▼

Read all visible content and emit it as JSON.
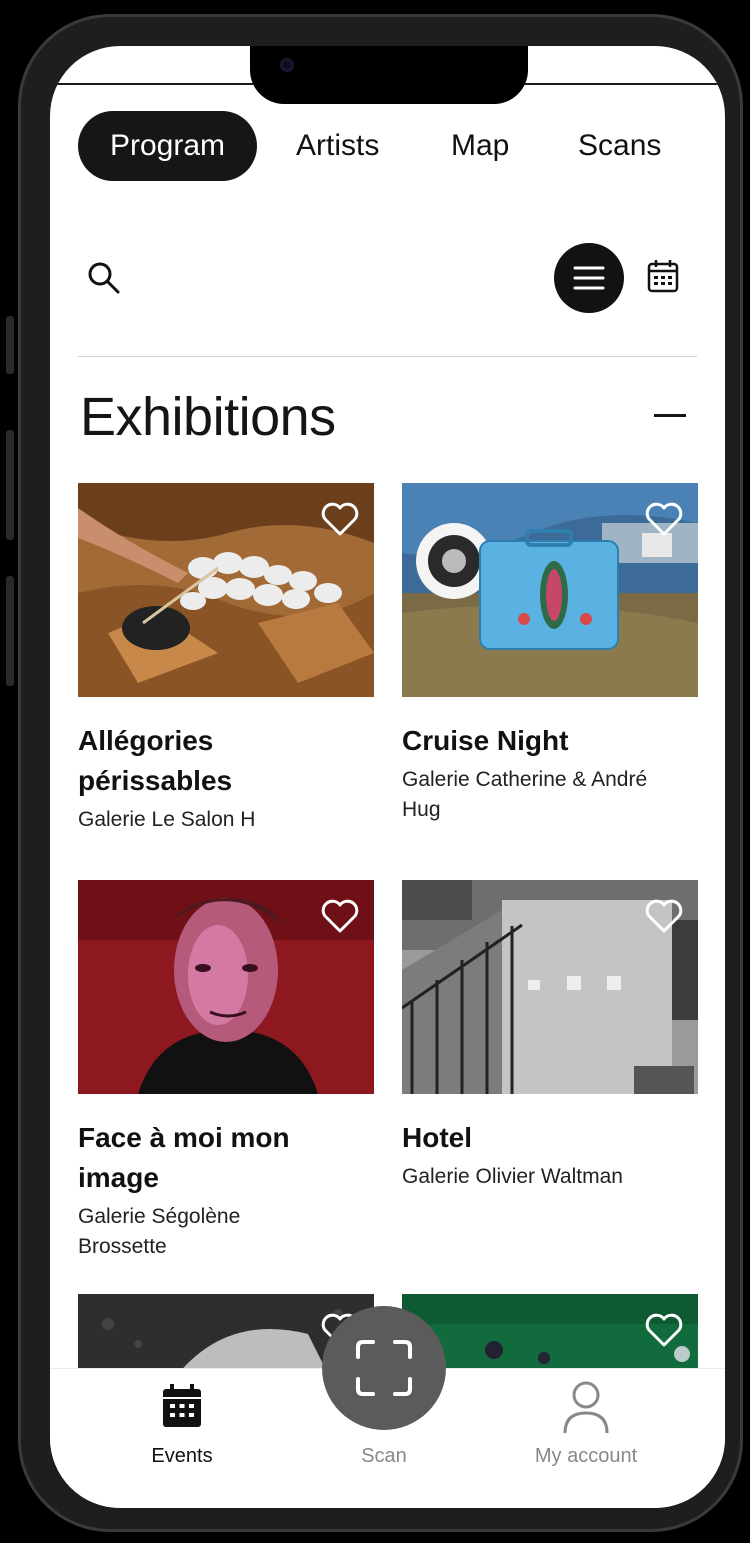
{
  "tabs": [
    {
      "label": "Program",
      "active": true
    },
    {
      "label": "Artists",
      "active": false
    },
    {
      "label": "Map",
      "active": false
    },
    {
      "label": "Scans",
      "active": false
    }
  ],
  "toolbar": {
    "search_icon": "search-icon",
    "list_icon": "menu-icon",
    "calendar_icon": "calendar-icon"
  },
  "section": {
    "title": "Exhibitions",
    "collapse_icon": "minus-icon"
  },
  "cards": [
    {
      "title_line1": "Allégories",
      "title_line2": "périssables",
      "sub_line1": "Galerie Le Salon H",
      "sub_line2": ""
    },
    {
      "title_line1": "Cruise Night",
      "title_line2": "",
      "sub_line1": "Galerie Catherine & André",
      "sub_line2": "Hug"
    },
    {
      "title_line1": "Face à moi mon",
      "title_line2": "image",
      "sub_line1": "Galerie Ségolène",
      "sub_line2": "Brossette"
    },
    {
      "title_line1": "Hotel",
      "title_line2": "",
      "sub_line1": "Galerie Olivier Waltman",
      "sub_line2": ""
    }
  ],
  "bottom_nav": {
    "events": "Events",
    "scan": "Scan",
    "account": "My account"
  },
  "colors": {
    "active_tab": "#161616",
    "scan_button": "#5b5b5b",
    "accent_dark": "#121212"
  }
}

▲

> **Stated task**: In your copy, leave out the pictures and reproduce the material above exactly.

> **Exercise solution**:
Read all visible content and emit it as JSON.
{
  "tabs": [
    {
      "label": "Program",
      "active": true
    },
    {
      "label": "Artists",
      "active": false
    },
    {
      "label": "Map",
      "active": false
    },
    {
      "label": "Scans",
      "active": false
    }
  ],
  "toolbar": {
    "search_icon": "search-icon",
    "list_icon": "menu-icon",
    "calendar_icon": "calendar-icon"
  },
  "section": {
    "title": "Exhibitions",
    "collapse_icon": "minus-icon"
  },
  "cards": [
    {
      "title_line1": "Allégories",
      "title_line2": "périssables",
      "sub_line1": "Galerie Le Salon H",
      "sub_line2": ""
    },
    {
      "title_line1": "Cruise Night",
      "title_line2": "",
      "sub_line1": "Galerie Catherine & André",
      "sub_line2": "Hug"
    },
    {
      "title_line1": "Face à moi mon",
      "title_line2": "image",
      "sub_line1": "Galerie Ségolène",
      "sub_line2": "Brossette"
    },
    {
      "title_line1": "Hotel",
      "title_line2": "",
      "sub_line1": "Galerie Olivier Waltman",
      "sub_line2": ""
    }
  ],
  "bottom_nav": {
    "events": "Events",
    "scan": "Scan",
    "account": "My account"
  },
  "colors": {
    "active_tab": "#161616",
    "scan_button": "#5b5b5b",
    "accent_dark": "#121212"
  }
}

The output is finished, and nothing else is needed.